Given request> Write out every entry word for word.

[Stored records]
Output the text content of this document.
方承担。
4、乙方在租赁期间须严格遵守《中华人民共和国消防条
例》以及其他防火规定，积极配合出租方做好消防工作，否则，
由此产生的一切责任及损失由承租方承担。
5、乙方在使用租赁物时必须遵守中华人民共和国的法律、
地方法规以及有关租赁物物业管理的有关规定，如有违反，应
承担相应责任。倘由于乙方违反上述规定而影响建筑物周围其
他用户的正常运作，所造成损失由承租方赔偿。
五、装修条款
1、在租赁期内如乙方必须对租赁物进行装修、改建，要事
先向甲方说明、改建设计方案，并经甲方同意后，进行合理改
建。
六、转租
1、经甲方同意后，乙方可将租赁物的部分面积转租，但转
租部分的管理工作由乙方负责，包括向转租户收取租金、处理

Full output>
Output the text content of this document.
方承担。
4、乙方在租赁期间须严格遵守《中华人民共和国消防条
例》以及其他防火规定，积极配合出租方做好消防工作，否则，
由此产生的一切责任及损失由承租方承担。
5、乙方在使用租赁物时必须遵守中华人民共和国的法律、
地方法规以及有关租赁物物业管理的有关规定，如有违反，应
承担相应责任。倘由于乙方违反上述规定而影响建筑物周围其
他用户的正常运作，所造成损失由承租方赔偿。
五、装修条款
1、在租赁期内如乙方必须对租赁物进行装修、改建，要事
先向甲方说明、改建设计方案，并经甲方同意后，进行合理改
建。
六、转租
1、经甲方同意后，乙方可将租赁物的部分面积转租，但转
租部分的管理工作由乙方负责，包括向转租户收取租金、处理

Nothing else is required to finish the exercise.